## To be done
Copy out every line in the entries below that includes "BDRYFF".

## Data for this exercise
____

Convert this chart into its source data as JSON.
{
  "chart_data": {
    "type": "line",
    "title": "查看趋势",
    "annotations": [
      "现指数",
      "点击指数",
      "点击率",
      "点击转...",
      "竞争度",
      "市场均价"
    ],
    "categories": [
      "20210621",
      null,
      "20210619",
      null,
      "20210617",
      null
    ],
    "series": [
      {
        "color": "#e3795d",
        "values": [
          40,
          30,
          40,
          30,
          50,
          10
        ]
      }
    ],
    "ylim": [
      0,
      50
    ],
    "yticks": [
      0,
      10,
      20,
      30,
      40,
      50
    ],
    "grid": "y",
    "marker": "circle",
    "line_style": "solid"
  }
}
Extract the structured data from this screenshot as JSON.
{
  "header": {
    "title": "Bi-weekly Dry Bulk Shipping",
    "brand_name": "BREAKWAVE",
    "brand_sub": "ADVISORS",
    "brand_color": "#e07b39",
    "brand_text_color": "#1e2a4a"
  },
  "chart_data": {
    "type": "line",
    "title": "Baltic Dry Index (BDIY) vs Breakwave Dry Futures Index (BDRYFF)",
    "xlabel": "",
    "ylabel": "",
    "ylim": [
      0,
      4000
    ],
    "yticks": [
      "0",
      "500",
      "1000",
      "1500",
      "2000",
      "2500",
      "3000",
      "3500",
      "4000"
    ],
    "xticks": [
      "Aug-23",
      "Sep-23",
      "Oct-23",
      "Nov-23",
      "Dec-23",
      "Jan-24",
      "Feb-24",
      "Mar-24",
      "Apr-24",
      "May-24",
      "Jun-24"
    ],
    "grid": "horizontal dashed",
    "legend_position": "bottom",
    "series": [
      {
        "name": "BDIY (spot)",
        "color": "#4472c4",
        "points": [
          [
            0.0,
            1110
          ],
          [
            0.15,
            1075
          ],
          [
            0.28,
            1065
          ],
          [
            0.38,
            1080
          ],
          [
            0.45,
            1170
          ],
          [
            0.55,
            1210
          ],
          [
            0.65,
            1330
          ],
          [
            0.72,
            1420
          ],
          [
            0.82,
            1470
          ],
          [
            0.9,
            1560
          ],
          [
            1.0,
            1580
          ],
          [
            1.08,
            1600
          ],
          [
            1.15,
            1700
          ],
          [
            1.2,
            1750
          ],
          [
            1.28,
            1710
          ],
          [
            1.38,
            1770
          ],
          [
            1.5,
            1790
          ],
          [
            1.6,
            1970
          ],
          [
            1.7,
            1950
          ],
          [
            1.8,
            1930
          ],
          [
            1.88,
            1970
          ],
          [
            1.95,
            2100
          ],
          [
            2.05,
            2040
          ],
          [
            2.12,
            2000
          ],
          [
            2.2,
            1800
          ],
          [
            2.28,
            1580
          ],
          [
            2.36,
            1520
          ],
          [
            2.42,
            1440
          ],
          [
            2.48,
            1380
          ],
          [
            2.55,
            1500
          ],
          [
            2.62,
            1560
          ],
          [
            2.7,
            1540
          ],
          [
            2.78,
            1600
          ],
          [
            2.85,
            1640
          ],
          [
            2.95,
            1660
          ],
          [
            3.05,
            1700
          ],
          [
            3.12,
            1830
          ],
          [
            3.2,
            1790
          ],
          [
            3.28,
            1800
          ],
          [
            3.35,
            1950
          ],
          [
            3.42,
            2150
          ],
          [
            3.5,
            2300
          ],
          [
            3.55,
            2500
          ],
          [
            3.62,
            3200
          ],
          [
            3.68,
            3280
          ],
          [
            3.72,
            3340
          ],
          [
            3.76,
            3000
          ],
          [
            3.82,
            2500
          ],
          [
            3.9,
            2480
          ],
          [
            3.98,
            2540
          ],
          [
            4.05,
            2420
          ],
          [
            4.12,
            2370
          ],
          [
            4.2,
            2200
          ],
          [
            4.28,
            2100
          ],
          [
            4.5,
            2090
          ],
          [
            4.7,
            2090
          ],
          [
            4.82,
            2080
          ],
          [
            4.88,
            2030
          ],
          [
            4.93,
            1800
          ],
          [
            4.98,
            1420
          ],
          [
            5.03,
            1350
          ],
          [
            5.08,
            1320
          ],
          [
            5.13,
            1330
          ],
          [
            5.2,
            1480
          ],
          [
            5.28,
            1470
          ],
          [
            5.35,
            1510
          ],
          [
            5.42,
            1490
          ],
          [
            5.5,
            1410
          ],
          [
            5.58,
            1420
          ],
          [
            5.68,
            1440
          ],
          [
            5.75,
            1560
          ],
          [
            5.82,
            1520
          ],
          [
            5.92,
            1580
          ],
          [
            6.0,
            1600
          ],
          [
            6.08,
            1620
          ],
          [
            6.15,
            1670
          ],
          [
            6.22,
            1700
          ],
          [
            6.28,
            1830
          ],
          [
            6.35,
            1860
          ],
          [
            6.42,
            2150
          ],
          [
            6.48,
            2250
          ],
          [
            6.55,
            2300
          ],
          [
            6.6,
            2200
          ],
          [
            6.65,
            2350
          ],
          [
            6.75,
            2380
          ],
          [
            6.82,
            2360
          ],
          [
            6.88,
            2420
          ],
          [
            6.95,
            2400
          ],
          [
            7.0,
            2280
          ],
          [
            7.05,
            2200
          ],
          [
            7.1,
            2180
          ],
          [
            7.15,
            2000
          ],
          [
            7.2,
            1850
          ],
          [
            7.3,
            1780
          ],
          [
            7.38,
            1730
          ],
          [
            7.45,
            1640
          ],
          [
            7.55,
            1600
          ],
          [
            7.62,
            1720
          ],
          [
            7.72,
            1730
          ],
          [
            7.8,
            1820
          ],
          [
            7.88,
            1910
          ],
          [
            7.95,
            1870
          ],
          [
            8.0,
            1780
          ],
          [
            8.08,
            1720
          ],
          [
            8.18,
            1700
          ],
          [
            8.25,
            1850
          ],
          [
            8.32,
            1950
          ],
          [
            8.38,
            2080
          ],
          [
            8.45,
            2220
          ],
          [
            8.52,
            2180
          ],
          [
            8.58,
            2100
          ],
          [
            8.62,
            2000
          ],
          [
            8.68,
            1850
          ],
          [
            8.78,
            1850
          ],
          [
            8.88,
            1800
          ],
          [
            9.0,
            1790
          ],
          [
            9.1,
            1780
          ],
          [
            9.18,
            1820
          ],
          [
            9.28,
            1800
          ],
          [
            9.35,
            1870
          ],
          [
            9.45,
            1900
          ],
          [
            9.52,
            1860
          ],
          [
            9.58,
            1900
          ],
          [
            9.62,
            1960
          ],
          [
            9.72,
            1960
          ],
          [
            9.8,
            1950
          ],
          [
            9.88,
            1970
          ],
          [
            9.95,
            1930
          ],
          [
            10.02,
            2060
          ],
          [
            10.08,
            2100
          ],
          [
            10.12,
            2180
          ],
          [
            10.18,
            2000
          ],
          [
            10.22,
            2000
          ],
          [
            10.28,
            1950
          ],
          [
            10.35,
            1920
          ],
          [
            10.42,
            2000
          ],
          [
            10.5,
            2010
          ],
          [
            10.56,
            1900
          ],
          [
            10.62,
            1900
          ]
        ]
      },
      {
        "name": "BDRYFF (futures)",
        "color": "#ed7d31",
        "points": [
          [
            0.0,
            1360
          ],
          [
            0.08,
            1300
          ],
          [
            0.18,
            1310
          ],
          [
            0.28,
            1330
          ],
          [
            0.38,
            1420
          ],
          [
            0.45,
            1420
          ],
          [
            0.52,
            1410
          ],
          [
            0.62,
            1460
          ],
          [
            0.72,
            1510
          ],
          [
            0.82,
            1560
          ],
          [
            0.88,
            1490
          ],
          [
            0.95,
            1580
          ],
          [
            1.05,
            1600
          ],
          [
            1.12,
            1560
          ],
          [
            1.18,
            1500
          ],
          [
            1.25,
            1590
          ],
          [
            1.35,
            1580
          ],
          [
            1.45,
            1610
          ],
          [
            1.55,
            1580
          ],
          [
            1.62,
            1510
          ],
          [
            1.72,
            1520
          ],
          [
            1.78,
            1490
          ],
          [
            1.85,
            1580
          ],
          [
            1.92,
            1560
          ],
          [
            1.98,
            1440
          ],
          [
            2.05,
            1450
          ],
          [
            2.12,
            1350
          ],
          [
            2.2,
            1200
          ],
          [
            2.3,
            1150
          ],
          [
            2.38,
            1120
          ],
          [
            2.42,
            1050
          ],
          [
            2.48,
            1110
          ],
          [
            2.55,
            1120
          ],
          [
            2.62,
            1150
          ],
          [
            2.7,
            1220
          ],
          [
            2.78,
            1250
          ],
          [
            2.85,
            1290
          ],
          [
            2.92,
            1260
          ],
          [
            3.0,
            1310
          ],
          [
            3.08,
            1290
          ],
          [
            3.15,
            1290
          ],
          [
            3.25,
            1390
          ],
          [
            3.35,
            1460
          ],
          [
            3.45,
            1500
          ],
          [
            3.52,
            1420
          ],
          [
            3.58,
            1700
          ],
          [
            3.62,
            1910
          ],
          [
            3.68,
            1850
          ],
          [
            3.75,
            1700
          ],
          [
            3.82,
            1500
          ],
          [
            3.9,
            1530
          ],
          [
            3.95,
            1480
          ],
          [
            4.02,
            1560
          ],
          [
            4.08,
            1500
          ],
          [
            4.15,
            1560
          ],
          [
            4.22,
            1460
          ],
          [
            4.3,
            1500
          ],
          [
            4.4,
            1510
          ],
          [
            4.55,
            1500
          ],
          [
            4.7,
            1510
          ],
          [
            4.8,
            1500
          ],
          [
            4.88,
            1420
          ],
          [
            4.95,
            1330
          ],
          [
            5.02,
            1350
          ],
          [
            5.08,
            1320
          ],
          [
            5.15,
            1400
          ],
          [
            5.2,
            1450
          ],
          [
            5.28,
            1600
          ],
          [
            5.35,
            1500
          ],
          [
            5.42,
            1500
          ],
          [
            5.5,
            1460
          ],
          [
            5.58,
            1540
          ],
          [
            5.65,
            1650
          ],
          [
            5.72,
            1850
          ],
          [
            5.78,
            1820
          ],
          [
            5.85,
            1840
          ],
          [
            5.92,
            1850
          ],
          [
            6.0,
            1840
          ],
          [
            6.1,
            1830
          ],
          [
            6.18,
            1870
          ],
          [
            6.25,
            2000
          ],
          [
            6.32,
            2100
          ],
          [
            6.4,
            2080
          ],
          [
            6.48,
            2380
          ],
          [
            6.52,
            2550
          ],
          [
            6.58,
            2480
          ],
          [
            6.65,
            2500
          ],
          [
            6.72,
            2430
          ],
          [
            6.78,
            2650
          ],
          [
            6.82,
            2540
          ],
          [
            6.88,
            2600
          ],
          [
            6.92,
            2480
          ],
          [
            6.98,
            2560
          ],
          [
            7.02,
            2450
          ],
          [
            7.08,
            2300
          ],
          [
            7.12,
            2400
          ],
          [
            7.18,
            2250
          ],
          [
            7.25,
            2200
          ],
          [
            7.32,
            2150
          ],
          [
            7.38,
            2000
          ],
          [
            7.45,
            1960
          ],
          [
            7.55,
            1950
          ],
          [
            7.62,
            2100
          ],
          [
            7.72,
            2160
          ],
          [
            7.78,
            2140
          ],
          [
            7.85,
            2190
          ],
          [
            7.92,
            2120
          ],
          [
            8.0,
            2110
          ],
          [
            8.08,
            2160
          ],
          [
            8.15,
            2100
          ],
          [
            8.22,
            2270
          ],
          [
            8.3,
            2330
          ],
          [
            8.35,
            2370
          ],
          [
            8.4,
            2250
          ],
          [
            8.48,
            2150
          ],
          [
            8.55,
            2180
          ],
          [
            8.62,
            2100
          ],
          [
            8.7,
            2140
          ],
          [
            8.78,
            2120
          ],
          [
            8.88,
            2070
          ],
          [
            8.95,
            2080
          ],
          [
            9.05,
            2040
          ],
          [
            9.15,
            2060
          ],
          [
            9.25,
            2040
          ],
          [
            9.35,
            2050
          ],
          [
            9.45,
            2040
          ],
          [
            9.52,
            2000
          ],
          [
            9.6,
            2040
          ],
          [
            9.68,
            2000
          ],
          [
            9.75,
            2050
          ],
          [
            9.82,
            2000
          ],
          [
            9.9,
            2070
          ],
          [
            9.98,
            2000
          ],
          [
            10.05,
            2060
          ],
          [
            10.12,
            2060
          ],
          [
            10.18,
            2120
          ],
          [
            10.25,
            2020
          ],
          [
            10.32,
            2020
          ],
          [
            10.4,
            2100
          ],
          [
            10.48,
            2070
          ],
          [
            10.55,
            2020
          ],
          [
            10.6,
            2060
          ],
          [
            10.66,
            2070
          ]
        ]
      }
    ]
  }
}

____

## The output
    "title": "Baltic Dry Index (BDIY) vs Breakwave Dry Futures Index (BDRYFF)",
        "name": "BDRYFF (futures)",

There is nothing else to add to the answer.